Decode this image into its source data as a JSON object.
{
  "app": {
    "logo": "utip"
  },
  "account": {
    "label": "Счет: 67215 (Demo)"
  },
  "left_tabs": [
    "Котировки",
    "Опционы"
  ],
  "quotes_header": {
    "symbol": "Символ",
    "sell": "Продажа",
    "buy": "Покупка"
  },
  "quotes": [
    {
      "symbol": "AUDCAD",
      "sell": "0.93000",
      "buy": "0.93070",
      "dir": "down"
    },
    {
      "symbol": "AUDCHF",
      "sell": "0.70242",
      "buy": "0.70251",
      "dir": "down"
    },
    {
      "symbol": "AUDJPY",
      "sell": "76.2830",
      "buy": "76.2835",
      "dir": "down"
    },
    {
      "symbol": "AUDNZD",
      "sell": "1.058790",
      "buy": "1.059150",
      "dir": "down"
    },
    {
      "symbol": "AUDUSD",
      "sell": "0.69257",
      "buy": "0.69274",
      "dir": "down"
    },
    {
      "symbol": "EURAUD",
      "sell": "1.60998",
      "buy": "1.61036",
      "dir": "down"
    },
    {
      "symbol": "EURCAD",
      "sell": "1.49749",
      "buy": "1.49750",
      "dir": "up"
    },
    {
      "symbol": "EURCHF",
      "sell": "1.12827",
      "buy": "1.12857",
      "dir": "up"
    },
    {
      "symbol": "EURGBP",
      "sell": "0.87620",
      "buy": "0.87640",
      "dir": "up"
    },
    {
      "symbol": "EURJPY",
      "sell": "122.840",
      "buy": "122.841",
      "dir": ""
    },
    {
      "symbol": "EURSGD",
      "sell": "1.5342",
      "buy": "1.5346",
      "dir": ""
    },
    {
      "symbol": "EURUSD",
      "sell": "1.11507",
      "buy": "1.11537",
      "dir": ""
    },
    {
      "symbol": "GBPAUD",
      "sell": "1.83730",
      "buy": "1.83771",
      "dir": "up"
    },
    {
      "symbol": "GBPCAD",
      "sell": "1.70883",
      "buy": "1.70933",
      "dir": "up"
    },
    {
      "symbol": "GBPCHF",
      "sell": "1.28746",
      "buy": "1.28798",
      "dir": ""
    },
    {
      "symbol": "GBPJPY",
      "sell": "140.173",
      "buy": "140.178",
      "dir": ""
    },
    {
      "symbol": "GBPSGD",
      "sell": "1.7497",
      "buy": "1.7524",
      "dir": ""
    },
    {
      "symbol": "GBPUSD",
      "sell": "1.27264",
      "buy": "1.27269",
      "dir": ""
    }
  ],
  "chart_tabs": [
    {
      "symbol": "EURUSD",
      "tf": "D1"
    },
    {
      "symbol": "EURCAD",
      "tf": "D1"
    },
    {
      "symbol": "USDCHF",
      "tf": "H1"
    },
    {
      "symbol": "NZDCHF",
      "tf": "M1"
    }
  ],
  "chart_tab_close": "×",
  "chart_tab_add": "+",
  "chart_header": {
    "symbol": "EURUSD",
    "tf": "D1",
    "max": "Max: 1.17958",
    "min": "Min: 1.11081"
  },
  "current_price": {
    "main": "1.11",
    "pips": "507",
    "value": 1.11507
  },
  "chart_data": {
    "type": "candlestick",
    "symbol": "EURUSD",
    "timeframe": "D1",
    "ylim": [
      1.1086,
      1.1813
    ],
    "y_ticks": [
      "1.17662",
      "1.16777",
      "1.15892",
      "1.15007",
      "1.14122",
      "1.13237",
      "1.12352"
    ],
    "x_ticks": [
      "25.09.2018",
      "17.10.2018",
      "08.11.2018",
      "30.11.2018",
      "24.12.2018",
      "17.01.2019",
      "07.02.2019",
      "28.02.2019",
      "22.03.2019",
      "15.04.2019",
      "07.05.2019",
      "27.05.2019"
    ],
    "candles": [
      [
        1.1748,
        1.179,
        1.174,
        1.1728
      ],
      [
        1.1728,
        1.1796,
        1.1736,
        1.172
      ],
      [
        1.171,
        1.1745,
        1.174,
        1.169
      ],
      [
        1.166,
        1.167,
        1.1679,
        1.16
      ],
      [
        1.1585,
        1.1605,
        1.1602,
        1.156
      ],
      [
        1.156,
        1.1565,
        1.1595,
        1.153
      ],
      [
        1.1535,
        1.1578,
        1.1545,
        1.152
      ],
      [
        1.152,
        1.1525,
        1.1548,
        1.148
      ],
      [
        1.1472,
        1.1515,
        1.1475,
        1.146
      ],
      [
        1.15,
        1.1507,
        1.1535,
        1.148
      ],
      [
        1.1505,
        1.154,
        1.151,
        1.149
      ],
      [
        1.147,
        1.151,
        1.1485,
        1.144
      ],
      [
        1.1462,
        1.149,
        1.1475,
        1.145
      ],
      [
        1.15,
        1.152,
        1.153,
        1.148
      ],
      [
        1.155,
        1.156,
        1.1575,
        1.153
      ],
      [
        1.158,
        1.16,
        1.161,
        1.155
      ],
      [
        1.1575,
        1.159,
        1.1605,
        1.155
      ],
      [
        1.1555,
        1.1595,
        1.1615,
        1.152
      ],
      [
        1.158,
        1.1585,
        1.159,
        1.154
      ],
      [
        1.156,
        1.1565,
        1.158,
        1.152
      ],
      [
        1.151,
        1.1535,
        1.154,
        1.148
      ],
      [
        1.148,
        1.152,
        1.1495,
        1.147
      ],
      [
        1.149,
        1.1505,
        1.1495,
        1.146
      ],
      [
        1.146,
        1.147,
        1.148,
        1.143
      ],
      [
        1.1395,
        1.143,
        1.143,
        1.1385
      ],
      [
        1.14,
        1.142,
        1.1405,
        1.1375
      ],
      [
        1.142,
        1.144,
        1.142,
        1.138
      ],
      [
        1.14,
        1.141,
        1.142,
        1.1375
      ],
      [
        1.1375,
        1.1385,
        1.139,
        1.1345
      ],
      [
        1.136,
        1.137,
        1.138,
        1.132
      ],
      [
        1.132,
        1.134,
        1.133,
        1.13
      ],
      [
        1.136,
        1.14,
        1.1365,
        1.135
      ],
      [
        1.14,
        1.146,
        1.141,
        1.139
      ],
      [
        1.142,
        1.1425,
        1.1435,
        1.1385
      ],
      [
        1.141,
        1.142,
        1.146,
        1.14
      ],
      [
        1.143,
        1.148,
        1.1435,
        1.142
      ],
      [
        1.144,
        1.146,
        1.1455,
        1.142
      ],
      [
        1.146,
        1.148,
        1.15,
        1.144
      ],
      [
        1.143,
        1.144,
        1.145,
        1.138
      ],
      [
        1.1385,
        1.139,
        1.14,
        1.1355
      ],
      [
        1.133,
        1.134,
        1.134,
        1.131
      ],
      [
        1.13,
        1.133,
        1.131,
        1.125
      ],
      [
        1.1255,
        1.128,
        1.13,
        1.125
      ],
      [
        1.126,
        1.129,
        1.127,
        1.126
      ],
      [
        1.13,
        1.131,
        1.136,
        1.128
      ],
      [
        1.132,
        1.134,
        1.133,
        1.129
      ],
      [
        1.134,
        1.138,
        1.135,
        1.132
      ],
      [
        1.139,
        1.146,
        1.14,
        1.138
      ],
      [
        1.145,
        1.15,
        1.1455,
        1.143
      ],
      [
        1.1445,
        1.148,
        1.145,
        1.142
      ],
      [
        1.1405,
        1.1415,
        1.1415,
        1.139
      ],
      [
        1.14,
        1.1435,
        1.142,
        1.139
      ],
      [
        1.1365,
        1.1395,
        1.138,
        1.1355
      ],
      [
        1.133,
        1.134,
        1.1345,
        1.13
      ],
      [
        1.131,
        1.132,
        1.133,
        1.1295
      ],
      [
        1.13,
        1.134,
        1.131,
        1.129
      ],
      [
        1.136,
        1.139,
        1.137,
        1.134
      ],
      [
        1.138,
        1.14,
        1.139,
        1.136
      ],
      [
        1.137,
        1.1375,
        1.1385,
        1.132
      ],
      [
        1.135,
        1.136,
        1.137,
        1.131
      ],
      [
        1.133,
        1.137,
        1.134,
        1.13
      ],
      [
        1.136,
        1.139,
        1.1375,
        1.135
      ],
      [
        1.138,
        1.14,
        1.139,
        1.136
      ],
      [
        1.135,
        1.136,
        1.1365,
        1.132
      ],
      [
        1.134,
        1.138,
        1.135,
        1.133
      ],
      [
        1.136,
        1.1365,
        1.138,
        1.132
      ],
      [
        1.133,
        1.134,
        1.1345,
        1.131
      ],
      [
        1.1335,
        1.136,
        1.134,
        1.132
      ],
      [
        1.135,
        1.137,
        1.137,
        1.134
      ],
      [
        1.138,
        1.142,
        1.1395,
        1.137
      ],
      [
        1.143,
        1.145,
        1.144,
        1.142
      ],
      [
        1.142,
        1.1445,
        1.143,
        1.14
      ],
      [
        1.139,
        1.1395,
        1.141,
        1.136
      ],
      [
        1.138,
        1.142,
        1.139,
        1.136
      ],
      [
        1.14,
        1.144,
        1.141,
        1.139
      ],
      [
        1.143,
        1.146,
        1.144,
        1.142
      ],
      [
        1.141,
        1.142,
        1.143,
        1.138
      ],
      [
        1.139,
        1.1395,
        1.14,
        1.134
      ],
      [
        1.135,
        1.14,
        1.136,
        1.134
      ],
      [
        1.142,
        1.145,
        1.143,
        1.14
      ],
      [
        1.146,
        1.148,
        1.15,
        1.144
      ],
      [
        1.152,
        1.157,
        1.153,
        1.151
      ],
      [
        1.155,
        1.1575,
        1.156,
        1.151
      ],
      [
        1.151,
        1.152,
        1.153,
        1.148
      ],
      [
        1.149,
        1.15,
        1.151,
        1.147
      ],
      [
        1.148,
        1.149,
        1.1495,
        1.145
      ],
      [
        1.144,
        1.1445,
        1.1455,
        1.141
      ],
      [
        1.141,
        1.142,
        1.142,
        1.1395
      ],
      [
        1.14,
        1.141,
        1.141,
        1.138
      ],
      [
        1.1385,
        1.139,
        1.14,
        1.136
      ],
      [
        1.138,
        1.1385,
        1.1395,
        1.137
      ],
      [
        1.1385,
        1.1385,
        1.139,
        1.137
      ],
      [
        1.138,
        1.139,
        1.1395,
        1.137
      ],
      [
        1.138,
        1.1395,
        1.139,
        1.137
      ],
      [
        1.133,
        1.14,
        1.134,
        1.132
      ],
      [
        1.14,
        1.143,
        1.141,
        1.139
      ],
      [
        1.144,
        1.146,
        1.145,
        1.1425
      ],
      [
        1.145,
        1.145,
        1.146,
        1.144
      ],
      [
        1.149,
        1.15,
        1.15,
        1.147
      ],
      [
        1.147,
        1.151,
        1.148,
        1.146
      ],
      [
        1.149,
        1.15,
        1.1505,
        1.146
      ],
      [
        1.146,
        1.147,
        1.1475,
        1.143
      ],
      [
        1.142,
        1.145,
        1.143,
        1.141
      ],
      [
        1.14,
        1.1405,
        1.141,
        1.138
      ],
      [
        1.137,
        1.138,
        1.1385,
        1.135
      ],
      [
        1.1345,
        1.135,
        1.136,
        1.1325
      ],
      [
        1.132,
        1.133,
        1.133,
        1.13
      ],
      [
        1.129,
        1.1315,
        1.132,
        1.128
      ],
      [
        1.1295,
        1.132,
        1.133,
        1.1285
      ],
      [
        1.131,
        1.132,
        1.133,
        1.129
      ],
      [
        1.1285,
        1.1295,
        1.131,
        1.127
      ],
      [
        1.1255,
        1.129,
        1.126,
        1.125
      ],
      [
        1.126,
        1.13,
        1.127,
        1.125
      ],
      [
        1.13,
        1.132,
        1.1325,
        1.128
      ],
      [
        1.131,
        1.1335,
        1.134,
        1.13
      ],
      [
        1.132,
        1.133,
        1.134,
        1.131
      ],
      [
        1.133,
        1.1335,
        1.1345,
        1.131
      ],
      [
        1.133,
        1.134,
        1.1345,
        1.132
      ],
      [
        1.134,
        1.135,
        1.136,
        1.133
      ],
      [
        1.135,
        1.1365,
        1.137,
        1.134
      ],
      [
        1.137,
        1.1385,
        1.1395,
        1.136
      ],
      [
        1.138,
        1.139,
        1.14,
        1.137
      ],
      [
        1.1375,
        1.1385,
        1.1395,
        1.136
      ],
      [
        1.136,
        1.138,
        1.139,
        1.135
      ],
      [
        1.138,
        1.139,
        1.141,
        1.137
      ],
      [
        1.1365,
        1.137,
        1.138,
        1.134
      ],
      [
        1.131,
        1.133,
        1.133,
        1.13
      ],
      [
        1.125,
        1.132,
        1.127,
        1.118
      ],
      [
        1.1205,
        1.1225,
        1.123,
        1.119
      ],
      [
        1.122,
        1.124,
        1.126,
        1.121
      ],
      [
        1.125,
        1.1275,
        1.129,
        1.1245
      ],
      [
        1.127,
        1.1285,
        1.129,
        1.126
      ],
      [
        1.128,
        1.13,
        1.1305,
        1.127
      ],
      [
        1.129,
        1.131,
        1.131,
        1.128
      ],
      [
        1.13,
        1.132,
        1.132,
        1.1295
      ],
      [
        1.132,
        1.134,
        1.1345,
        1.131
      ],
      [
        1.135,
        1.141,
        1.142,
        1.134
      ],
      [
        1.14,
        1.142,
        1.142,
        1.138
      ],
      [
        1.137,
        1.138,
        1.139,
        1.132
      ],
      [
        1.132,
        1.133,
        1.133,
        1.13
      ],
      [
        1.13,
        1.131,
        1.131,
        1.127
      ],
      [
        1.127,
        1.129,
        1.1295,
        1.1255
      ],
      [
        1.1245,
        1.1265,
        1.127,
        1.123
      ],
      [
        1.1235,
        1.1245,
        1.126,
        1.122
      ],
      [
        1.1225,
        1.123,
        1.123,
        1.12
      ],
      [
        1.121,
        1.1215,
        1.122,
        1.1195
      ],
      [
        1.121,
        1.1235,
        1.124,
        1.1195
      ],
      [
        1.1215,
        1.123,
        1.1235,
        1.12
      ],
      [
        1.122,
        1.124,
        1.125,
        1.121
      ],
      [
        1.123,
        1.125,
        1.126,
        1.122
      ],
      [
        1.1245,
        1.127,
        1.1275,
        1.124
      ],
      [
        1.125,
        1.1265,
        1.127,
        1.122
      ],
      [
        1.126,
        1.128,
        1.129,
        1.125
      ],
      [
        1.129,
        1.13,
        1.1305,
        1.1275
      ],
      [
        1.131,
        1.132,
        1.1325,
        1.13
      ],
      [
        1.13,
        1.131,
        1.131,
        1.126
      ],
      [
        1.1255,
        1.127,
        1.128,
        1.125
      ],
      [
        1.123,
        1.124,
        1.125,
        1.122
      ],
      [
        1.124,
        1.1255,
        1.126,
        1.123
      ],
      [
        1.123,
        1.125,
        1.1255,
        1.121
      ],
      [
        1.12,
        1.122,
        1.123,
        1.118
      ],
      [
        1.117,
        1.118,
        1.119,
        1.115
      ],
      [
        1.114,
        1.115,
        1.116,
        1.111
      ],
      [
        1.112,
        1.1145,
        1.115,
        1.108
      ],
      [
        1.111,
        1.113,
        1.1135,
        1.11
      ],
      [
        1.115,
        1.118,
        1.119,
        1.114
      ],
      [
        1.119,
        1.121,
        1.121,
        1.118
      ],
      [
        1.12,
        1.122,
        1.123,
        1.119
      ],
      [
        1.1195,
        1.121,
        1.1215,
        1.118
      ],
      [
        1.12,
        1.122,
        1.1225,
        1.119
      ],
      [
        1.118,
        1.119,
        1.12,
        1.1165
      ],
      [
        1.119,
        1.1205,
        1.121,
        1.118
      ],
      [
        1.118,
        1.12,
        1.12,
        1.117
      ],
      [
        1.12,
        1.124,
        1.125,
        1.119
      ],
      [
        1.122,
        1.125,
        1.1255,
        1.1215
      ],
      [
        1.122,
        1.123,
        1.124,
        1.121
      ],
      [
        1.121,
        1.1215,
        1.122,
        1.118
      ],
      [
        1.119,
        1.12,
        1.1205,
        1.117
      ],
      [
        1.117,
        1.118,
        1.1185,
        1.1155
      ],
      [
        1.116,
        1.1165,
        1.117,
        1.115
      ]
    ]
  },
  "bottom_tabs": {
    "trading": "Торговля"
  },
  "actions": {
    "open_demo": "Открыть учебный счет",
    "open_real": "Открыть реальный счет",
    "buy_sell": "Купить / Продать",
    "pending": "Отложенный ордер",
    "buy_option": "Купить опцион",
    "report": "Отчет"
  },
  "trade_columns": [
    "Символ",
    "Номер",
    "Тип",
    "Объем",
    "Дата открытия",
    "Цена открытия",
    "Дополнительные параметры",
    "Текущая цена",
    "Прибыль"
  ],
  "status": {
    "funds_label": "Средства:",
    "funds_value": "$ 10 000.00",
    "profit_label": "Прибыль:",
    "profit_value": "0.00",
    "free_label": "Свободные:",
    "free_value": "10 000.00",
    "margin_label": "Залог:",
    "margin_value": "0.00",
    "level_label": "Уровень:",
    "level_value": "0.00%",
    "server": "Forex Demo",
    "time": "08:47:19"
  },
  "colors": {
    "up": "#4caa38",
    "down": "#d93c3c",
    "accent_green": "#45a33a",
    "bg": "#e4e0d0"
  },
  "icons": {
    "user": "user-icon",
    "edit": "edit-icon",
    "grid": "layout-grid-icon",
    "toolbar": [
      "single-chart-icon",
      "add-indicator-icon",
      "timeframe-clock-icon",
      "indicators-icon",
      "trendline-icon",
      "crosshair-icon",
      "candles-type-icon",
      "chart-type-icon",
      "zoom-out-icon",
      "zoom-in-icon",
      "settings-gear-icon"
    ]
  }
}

Objective:
Lines containing the string "Купить" are to be selected and copied.

Response to the exercise:
    "buy_sell": "Купить / Продать",
    "buy_option": "Купить опцион",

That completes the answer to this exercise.